- **Data for the task**

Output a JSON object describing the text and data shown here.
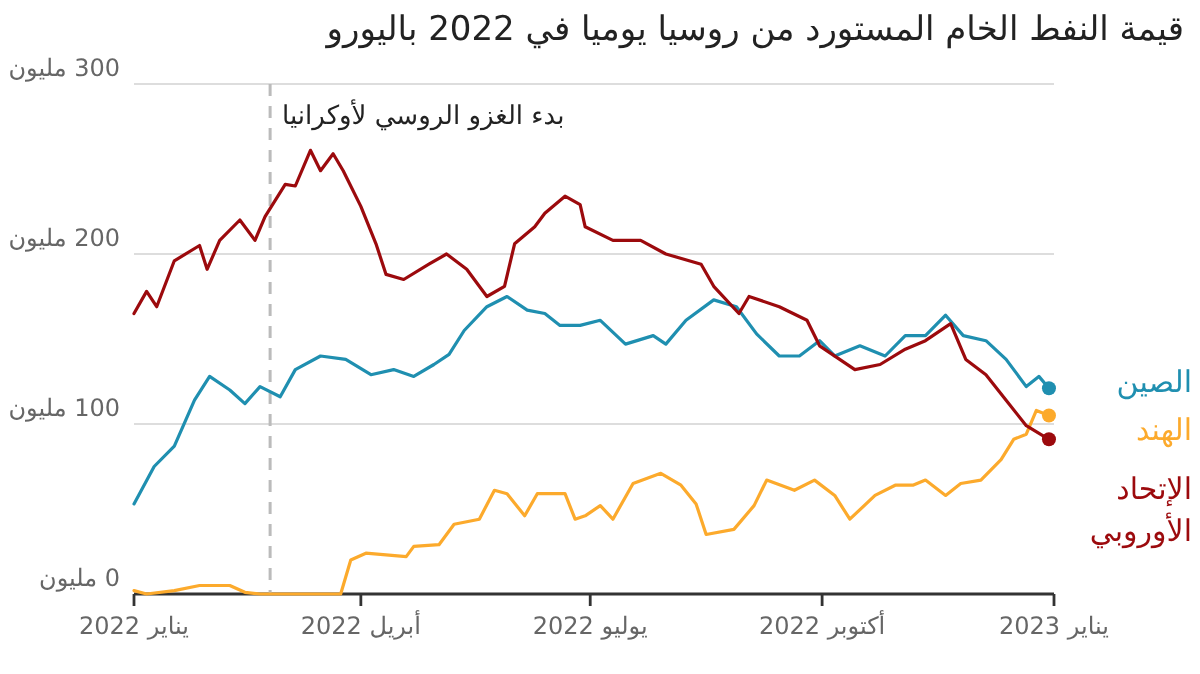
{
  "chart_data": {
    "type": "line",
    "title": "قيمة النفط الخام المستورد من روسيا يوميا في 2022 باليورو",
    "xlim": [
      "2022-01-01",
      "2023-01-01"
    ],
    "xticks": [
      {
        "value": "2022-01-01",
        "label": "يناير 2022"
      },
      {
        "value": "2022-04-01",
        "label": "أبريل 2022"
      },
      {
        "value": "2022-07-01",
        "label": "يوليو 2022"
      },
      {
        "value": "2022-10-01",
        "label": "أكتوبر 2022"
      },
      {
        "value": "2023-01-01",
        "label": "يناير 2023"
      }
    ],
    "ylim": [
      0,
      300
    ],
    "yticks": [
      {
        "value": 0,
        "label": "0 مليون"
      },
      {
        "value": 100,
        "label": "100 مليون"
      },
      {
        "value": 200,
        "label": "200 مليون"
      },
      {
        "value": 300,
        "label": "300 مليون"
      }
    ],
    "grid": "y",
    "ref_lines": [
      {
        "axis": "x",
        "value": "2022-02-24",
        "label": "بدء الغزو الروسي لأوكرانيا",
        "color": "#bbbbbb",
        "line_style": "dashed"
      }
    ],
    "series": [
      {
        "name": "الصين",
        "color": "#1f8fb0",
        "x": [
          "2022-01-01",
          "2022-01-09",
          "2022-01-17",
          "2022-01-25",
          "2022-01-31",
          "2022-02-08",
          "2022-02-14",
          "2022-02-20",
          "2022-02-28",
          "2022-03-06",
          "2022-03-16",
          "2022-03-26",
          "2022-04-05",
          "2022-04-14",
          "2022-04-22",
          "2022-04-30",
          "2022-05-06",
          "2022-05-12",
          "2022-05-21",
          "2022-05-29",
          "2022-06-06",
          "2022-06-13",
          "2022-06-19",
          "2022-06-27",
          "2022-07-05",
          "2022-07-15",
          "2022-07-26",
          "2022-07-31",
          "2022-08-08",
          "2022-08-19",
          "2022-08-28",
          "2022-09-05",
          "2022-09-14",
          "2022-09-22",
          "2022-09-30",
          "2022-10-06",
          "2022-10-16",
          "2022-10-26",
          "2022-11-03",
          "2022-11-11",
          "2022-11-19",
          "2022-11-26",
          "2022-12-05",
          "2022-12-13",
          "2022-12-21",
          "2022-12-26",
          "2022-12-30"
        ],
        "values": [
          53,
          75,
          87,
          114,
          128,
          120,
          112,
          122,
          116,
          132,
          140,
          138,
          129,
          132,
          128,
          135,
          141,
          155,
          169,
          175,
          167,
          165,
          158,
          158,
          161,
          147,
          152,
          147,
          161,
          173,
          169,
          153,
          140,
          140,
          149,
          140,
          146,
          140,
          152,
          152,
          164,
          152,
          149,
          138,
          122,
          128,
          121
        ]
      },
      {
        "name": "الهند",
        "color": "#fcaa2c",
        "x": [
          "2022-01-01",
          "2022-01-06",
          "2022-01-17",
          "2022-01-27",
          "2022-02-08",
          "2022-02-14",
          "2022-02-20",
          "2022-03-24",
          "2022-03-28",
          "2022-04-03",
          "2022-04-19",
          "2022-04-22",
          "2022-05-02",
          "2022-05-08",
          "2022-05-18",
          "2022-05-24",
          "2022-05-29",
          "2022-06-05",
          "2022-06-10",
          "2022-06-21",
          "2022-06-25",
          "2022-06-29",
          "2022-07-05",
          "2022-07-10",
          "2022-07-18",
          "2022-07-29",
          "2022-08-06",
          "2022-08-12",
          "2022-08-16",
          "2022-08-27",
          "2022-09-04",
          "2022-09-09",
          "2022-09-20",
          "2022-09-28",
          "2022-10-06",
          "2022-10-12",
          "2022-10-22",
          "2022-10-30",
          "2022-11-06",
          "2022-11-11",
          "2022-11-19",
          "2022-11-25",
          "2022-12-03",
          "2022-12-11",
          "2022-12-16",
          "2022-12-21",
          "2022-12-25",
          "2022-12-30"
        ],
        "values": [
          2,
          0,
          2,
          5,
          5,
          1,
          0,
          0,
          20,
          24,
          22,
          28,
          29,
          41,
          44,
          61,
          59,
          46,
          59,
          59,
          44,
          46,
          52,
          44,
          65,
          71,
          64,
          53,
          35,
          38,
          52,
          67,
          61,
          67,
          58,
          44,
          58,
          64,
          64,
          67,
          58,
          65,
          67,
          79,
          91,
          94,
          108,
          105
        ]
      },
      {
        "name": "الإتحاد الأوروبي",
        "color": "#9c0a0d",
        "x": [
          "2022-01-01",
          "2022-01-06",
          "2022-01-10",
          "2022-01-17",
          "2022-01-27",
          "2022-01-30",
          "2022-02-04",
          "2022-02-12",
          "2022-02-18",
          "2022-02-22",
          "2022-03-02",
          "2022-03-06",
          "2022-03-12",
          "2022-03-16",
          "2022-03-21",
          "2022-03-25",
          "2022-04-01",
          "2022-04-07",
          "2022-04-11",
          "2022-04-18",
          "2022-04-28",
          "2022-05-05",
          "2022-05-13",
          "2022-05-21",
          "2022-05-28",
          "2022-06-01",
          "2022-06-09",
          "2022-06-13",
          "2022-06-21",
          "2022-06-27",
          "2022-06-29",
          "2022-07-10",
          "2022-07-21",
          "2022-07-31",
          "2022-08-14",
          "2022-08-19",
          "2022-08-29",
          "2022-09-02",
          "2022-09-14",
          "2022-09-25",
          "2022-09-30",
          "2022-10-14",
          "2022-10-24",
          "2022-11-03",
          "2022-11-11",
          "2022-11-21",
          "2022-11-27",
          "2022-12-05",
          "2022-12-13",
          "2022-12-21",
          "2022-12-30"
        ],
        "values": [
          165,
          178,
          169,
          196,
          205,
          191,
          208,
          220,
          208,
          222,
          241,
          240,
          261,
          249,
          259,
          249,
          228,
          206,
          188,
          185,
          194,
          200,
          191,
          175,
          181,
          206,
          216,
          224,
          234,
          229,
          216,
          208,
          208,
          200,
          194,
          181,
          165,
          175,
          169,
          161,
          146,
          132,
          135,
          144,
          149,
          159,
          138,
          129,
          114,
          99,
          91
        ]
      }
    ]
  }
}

- **Prompt**
Copy out the data above exactly, except the pictures.

- **Response**
Output a JSON object describing the text and data shown here.
{
  "chart_data": {
    "type": "line",
    "title": "قيمة النفط الخام المستورد من روسيا يوميا في 2022 باليورو",
    "xlim": [
      "2022-01-01",
      "2023-01-01"
    ],
    "xticks": [
      {
        "value": "2022-01-01",
        "label": "يناير 2022"
      },
      {
        "value": "2022-04-01",
        "label": "أبريل 2022"
      },
      {
        "value": "2022-07-01",
        "label": "يوليو 2022"
      },
      {
        "value": "2022-10-01",
        "label": "أكتوبر 2022"
      },
      {
        "value": "2023-01-01",
        "label": "يناير 2023"
      }
    ],
    "ylim": [
      0,
      300
    ],
    "yticks": [
      {
        "value": 0,
        "label": "0 مليون"
      },
      {
        "value": 100,
        "label": "100 مليون"
      },
      {
        "value": 200,
        "label": "200 مليون"
      },
      {
        "value": 300,
        "label": "300 مليون"
      }
    ],
    "grid": "y",
    "ref_lines": [
      {
        "axis": "x",
        "value": "2022-02-24",
        "label": "بدء الغزو الروسي لأوكرانيا",
        "color": "#bbbbbb",
        "line_style": "dashed"
      }
    ],
    "series": [
      {
        "name": "الصين",
        "color": "#1f8fb0",
        "x": [
          "2022-01-01",
          "2022-01-09",
          "2022-01-17",
          "2022-01-25",
          "2022-01-31",
          "2022-02-08",
          "2022-02-14",
          "2022-02-20",
          "2022-02-28",
          "2022-03-06",
          "2022-03-16",
          "2022-03-26",
          "2022-04-05",
          "2022-04-14",
          "2022-04-22",
          "2022-04-30",
          "2022-05-06",
          "2022-05-12",
          "2022-05-21",
          "2022-05-29",
          "2022-06-06",
          "2022-06-13",
          "2022-06-19",
          "2022-06-27",
          "2022-07-05",
          "2022-07-15",
          "2022-07-26",
          "2022-07-31",
          "2022-08-08",
          "2022-08-19",
          "2022-08-28",
          "2022-09-05",
          "2022-09-14",
          "2022-09-22",
          "2022-09-30",
          "2022-10-06",
          "2022-10-16",
          "2022-10-26",
          "2022-11-03",
          "2022-11-11",
          "2022-11-19",
          "2022-11-26",
          "2022-12-05",
          "2022-12-13",
          "2022-12-21",
          "2022-12-26",
          "2022-12-30"
        ],
        "values": [
          53,
          75,
          87,
          114,
          128,
          120,
          112,
          122,
          116,
          132,
          140,
          138,
          129,
          132,
          128,
          135,
          141,
          155,
          169,
          175,
          167,
          165,
          158,
          158,
          161,
          147,
          152,
          147,
          161,
          173,
          169,
          153,
          140,
          140,
          149,
          140,
          146,
          140,
          152,
          152,
          164,
          152,
          149,
          138,
          122,
          128,
          121
        ]
      },
      {
        "name": "الهند",
        "color": "#fcaa2c",
        "x": [
          "2022-01-01",
          "2022-01-06",
          "2022-01-17",
          "2022-01-27",
          "2022-02-08",
          "2022-02-14",
          "2022-02-20",
          "2022-03-24",
          "2022-03-28",
          "2022-04-03",
          "2022-04-19",
          "2022-04-22",
          "2022-05-02",
          "2022-05-08",
          "2022-05-18",
          "2022-05-24",
          "2022-05-29",
          "2022-06-05",
          "2022-06-10",
          "2022-06-21",
          "2022-06-25",
          "2022-06-29",
          "2022-07-05",
          "2022-07-10",
          "2022-07-18",
          "2022-07-29",
          "2022-08-06",
          "2022-08-12",
          "2022-08-16",
          "2022-08-27",
          "2022-09-04",
          "2022-09-09",
          "2022-09-20",
          "2022-09-28",
          "2022-10-06",
          "2022-10-12",
          "2022-10-22",
          "2022-10-30",
          "2022-11-06",
          "2022-11-11",
          "2022-11-19",
          "2022-11-25",
          "2022-12-03",
          "2022-12-11",
          "2022-12-16",
          "2022-12-21",
          "2022-12-25",
          "2022-12-30"
        ],
        "values": [
          2,
          0,
          2,
          5,
          5,
          1,
          0,
          0,
          20,
          24,
          22,
          28,
          29,
          41,
          44,
          61,
          59,
          46,
          59,
          59,
          44,
          46,
          52,
          44,
          65,
          71,
          64,
          53,
          35,
          38,
          52,
          67,
          61,
          67,
          58,
          44,
          58,
          64,
          64,
          67,
          58,
          65,
          67,
          79,
          91,
          94,
          108,
          105
        ]
      },
      {
        "name": "الإتحاد الأوروبي",
        "color": "#9c0a0d",
        "x": [
          "2022-01-01",
          "2022-01-06",
          "2022-01-10",
          "2022-01-17",
          "2022-01-27",
          "2022-01-30",
          "2022-02-04",
          "2022-02-12",
          "2022-02-18",
          "2022-02-22",
          "2022-03-02",
          "2022-03-06",
          "2022-03-12",
          "2022-03-16",
          "2022-03-21",
          "2022-03-25",
          "2022-04-01",
          "2022-04-07",
          "2022-04-11",
          "2022-04-18",
          "2022-04-28",
          "2022-05-05",
          "2022-05-13",
          "2022-05-21",
          "2022-05-28",
          "2022-06-01",
          "2022-06-09",
          "2022-06-13",
          "2022-06-21",
          "2022-06-27",
          "2022-06-29",
          "2022-07-10",
          "2022-07-21",
          "2022-07-31",
          "2022-08-14",
          "2022-08-19",
          "2022-08-29",
          "2022-09-02",
          "2022-09-14",
          "2022-09-25",
          "2022-09-30",
          "2022-10-14",
          "2022-10-24",
          "2022-11-03",
          "2022-11-11",
          "2022-11-21",
          "2022-11-27",
          "2022-12-05",
          "2022-12-13",
          "2022-12-21",
          "2022-12-30"
        ],
        "values": [
          165,
          178,
          169,
          196,
          205,
          191,
          208,
          220,
          208,
          222,
          241,
          240,
          261,
          249,
          259,
          249,
          228,
          206,
          188,
          185,
          194,
          200,
          191,
          175,
          181,
          206,
          216,
          224,
          234,
          229,
          216,
          208,
          208,
          200,
          194,
          181,
          165,
          175,
          169,
          161,
          146,
          132,
          135,
          144,
          149,
          159,
          138,
          129,
          114,
          99,
          91
        ]
      }
    ]
  }
}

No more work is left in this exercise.